[Excerpts from a figure dataset]
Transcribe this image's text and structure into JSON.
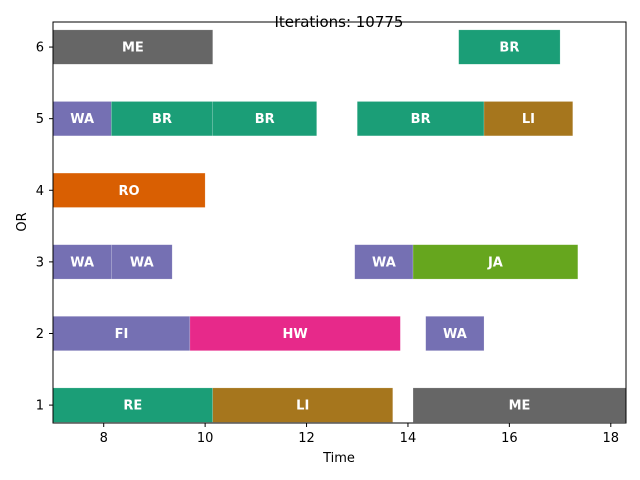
{
  "chart_data": {
    "type": "gantt",
    "title": "Iterations: 10775",
    "xlabel": "Time",
    "ylabel": "OR",
    "xlim": [
      7.0,
      18.3
    ],
    "ylim": [
      0.75,
      6.35
    ],
    "xticks": [
      8,
      10,
      12,
      14,
      16,
      18
    ],
    "yticks": [
      1,
      2,
      3,
      4,
      5,
      6
    ],
    "grid": false,
    "colors": {
      "ME": "#666666",
      "BR": "#1b9e77",
      "WA": "#7570b3",
      "RO": "#d95f02",
      "JA": "#66a61e",
      "FI": "#7570b3",
      "HW": "#e7298a",
      "RE": "#1b9e77",
      "LI": "#a6761d"
    },
    "tasks": [
      {
        "or": 6,
        "label": "ME",
        "start": 7.0,
        "end": 10.15
      },
      {
        "or": 6,
        "label": "BR",
        "start": 15.0,
        "end": 17.0
      },
      {
        "or": 5,
        "label": "WA",
        "start": 7.0,
        "end": 8.15
      },
      {
        "or": 5,
        "label": "BR",
        "start": 8.15,
        "end": 10.15
      },
      {
        "or": 5,
        "label": "BR",
        "start": 10.15,
        "end": 12.2
      },
      {
        "or": 5,
        "label": "BR",
        "start": 13.0,
        "end": 15.5
      },
      {
        "or": 5,
        "label": "LI",
        "start": 15.5,
        "end": 17.25
      },
      {
        "or": 4,
        "label": "RO",
        "start": 7.0,
        "end": 10.0
      },
      {
        "or": 3,
        "label": "WA",
        "start": 7.0,
        "end": 8.15
      },
      {
        "or": 3,
        "label": "WA",
        "start": 8.15,
        "end": 9.35
      },
      {
        "or": 3,
        "label": "WA",
        "start": 12.95,
        "end": 14.1
      },
      {
        "or": 3,
        "label": "JA",
        "start": 14.1,
        "end": 17.35
      },
      {
        "or": 2,
        "label": "FI",
        "start": 7.0,
        "end": 9.7
      },
      {
        "or": 2,
        "label": "HW",
        "start": 9.7,
        "end": 13.85
      },
      {
        "or": 2,
        "label": "WA",
        "start": 14.35,
        "end": 15.5
      },
      {
        "or": 1,
        "label": "RE",
        "start": 7.0,
        "end": 10.15
      },
      {
        "or": 1,
        "label": "LI",
        "start": 10.15,
        "end": 13.7
      },
      {
        "or": 1,
        "label": "ME",
        "start": 14.1,
        "end": 18.3
      }
    ]
  }
}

§ TASK REQUIREMENTS: Will you restate every entry word for word and omit the images?

§ TASK SOLUTION:
Transcribe this image's text and structure into JSON.
{
  "chart_data": {
    "type": "gantt",
    "title": "Iterations: 10775",
    "xlabel": "Time",
    "ylabel": "OR",
    "xlim": [
      7.0,
      18.3
    ],
    "ylim": [
      0.75,
      6.35
    ],
    "xticks": [
      8,
      10,
      12,
      14,
      16,
      18
    ],
    "yticks": [
      1,
      2,
      3,
      4,
      5,
      6
    ],
    "grid": false,
    "colors": {
      "ME": "#666666",
      "BR": "#1b9e77",
      "WA": "#7570b3",
      "RO": "#d95f02",
      "JA": "#66a61e",
      "FI": "#7570b3",
      "HW": "#e7298a",
      "RE": "#1b9e77",
      "LI": "#a6761d"
    },
    "tasks": [
      {
        "or": 6,
        "label": "ME",
        "start": 7.0,
        "end": 10.15
      },
      {
        "or": 6,
        "label": "BR",
        "start": 15.0,
        "end": 17.0
      },
      {
        "or": 5,
        "label": "WA",
        "start": 7.0,
        "end": 8.15
      },
      {
        "or": 5,
        "label": "BR",
        "start": 8.15,
        "end": 10.15
      },
      {
        "or": 5,
        "label": "BR",
        "start": 10.15,
        "end": 12.2
      },
      {
        "or": 5,
        "label": "BR",
        "start": 13.0,
        "end": 15.5
      },
      {
        "or": 5,
        "label": "LI",
        "start": 15.5,
        "end": 17.25
      },
      {
        "or": 4,
        "label": "RO",
        "start": 7.0,
        "end": 10.0
      },
      {
        "or": 3,
        "label": "WA",
        "start": 7.0,
        "end": 8.15
      },
      {
        "or": 3,
        "label": "WA",
        "start": 8.15,
        "end": 9.35
      },
      {
        "or": 3,
        "label": "WA",
        "start": 12.95,
        "end": 14.1
      },
      {
        "or": 3,
        "label": "JA",
        "start": 14.1,
        "end": 17.35
      },
      {
        "or": 2,
        "label": "FI",
        "start": 7.0,
        "end": 9.7
      },
      {
        "or": 2,
        "label": "HW",
        "start": 9.7,
        "end": 13.85
      },
      {
        "or": 2,
        "label": "WA",
        "start": 14.35,
        "end": 15.5
      },
      {
        "or": 1,
        "label": "RE",
        "start": 7.0,
        "end": 10.15
      },
      {
        "or": 1,
        "label": "LI",
        "start": 10.15,
        "end": 13.7
      },
      {
        "or": 1,
        "label": "ME",
        "start": 14.1,
        "end": 18.3
      }
    ]
  }
}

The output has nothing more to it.